THE TASK:
Can you transcribe the data exactly? Leave the pictures out.

++++++++++

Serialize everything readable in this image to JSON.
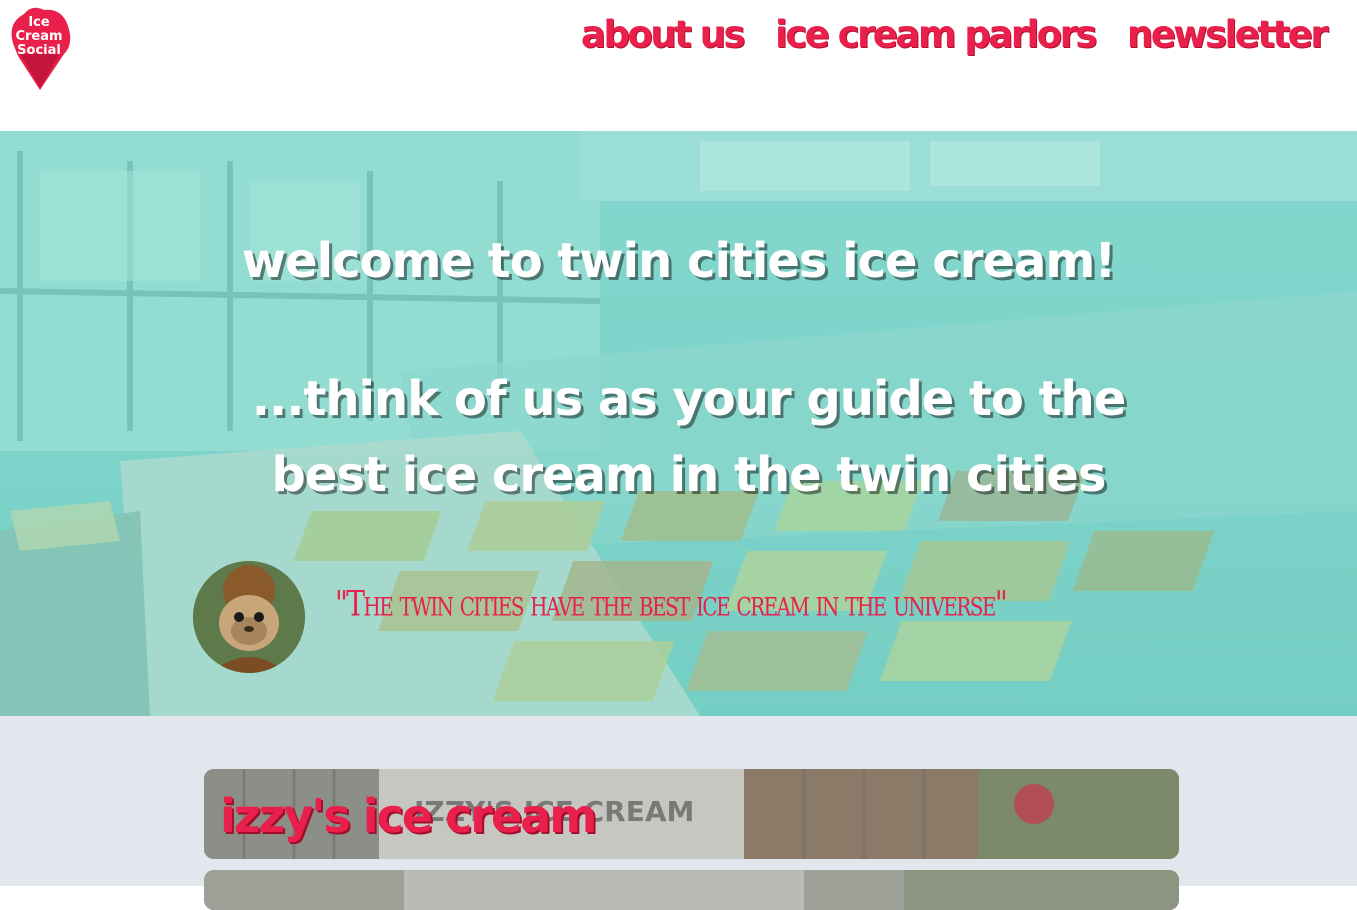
{
  "brand": {
    "logo_text": [
      "Ice",
      "Cream",
      "Social"
    ],
    "accent_color": "#e8204b"
  },
  "nav": {
    "items": [
      {
        "label": "about us"
      },
      {
        "label": "ice cream parlors"
      },
      {
        "label": "newsletter"
      }
    ]
  },
  "hero": {
    "title": "welcome to twin cities ice cream!",
    "subtitle": "...think of us as your guide to the best ice cream in the twin cities",
    "quote": "\"The twin cities have the best ice cream in the universe\""
  },
  "parlors": [
    {
      "name": "izzy's ice cream",
      "sign_text": "IZZY'S ICE CREAM"
    }
  ]
}
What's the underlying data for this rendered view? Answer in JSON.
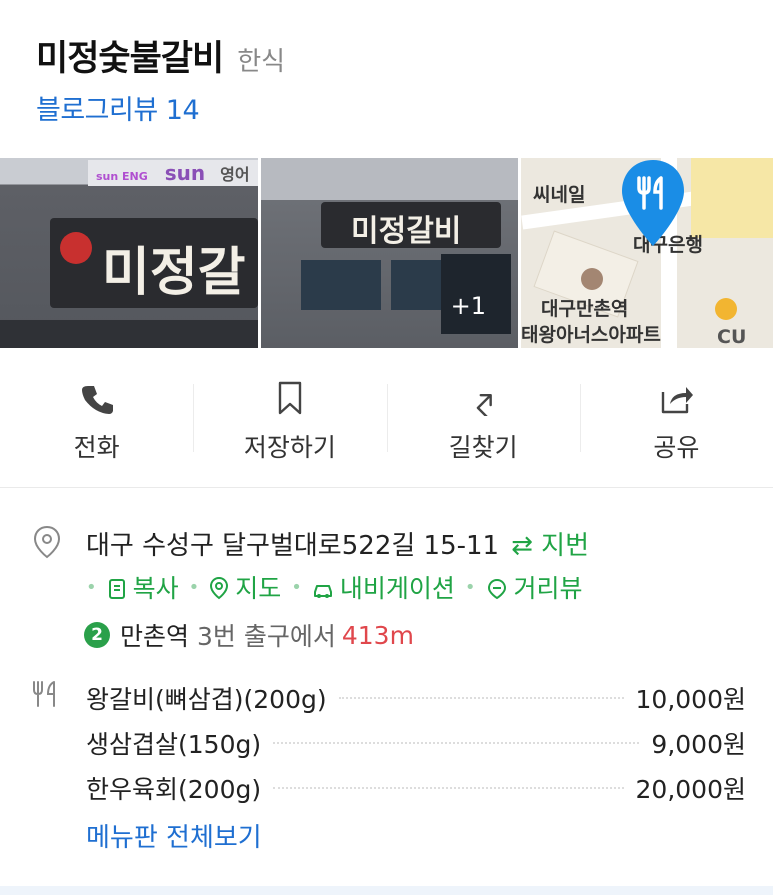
{
  "place": {
    "name": "미정숯불갈비",
    "category": "한식",
    "blog_review": "블로그리뷰 14"
  },
  "photos": {
    "more_count": "+1",
    "storefront_sign": "미정갈",
    "storefront_sign2": "미정갈비",
    "building_signs": [
      "sun ENG",
      "sun",
      "영어"
    ],
    "map_labels": {
      "nail": "씨네일",
      "bank": "대구은행",
      "station": "대구만촌역",
      "apartment": "태왕아너스아파트",
      "store": "CU"
    }
  },
  "actions": [
    {
      "label": "전화",
      "icon": "phone-icon"
    },
    {
      "label": "저장하기",
      "icon": "bookmark-icon"
    },
    {
      "label": "길찾기",
      "icon": "directions-icon"
    },
    {
      "label": "공유",
      "icon": "share-icon"
    }
  ],
  "address": {
    "text": "대구 수성구 달구벌대로522길 15-11",
    "jibun": "⇄ 지번",
    "links": [
      "복사",
      "지도",
      "내비게이션",
      "거리뷰"
    ]
  },
  "subway": {
    "line": "2",
    "station": "만촌역",
    "exit": "3번 출구에서",
    "distance": "413m"
  },
  "menu": {
    "items": [
      {
        "name": "왕갈비(뼈삼겹)(200g)",
        "price": "10,000원"
      },
      {
        "name": "생삼겹살(150g)",
        "price": "9,000원"
      },
      {
        "name": "한우육회(200g)",
        "price": "20,000원"
      }
    ],
    "more_label": "메뉴판 전체보기"
  },
  "colors": {
    "link_blue": "#1f6fd1",
    "green": "#20a445",
    "distance_red": "#e0474c",
    "line2_green": "#2aa04a",
    "map_pin_blue": "#1a8de6"
  }
}
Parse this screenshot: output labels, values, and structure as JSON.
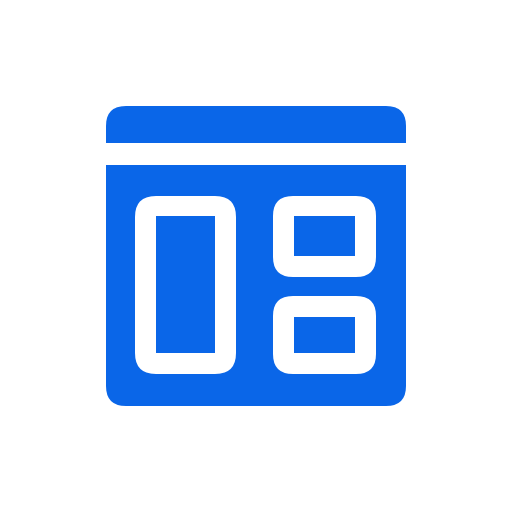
{
  "icon": {
    "name": "dashboard-layout-icon",
    "color": "#0a66e8",
    "background": "#ffffff"
  }
}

++++++++++

WRITTEN REPLY:
Serialize everything readable in this image to JSON.
{
  "brand": {
    "logo_text": [
      "Ice",
      "Cream",
      "Social"
    ],
    "accent_color": "#e8204b"
  },
  "nav": {
    "items": [
      {
        "label": "about us"
      },
      {
        "label": "ice cream parlors"
      },
      {
        "label": "newsletter"
      }
    ]
  },
  "hero": {
    "title": "welcome to twin cities ice cream!",
    "subtitle": "...think of us as your guide to the best ice cream in the twin cities",
    "quote": "\"The twin cities have the best ice cream in the universe\""
  },
  "parlors": [
    {
      "name": "izzy's ice cream",
      "sign_text": "IZZY'S ICE CREAM"
    }
  ]
}
What's the underlying data for this rendered view? Answer in JSON.
{
  "place": {
    "name": "미정숯불갈비",
    "category": "한식",
    "blog_review": "블로그리뷰 14"
  },
  "photos": {
    "more_count": "+1",
    "storefront_sign": "미정갈",
    "storefront_sign2": "미정갈비",
    "building_signs": [
      "sun ENG",
      "sun",
      "영어"
    ],
    "map_labels": {
      "nail": "씨네일",
      "bank": "대구은행",
      "station": "대구만촌역",
      "apartment": "태왕아너스아파트",
      "store": "CU"
    }
  },
  "actions": [
    {
      "label": "전화",
      "icon": "phone-icon"
    },
    {
      "label": "저장하기",
      "icon": "bookmark-icon"
    },
    {
      "label": "길찾기",
      "icon": "directions-icon"
    },
    {
      "label": "공유",
      "icon": "share-icon"
    }
  ],
  "address": {
    "text": "대구 수성구 달구벌대로522길 15-11",
    "jibun": "⇄ 지번",
    "links": [
      "복사",
      "지도",
      "내비게이션",
      "거리뷰"
    ]
  },
  "subway": {
    "line": "2",
    "station": "만촌역",
    "exit": "3번 출구에서",
    "distance": "413m"
  },
  "menu": {
    "items": [
      {
        "name": "왕갈비(뼈삼겹)(200g)",
        "price": "10,000원"
      },
      {
        "name": "생삼겹살(150g)",
        "price": "9,000원"
      },
      {
        "name": "한우육회(200g)",
        "price": "20,000원"
      }
    ],
    "more_label": "메뉴판 전체보기"
  },
  "colors": {
    "link_blue": "#1f6fd1",
    "green": "#20a445",
    "distance_red": "#e0474c",
    "line2_green": "#2aa04a",
    "map_pin_blue": "#1a8de6"
  }
}
Parse this screenshot: output labels, values, and structure as JSON.
{
  "icon": {
    "name": "dashboard-layout-icon",
    "color": "#0a66e8",
    "background": "#ffffff"
  }
}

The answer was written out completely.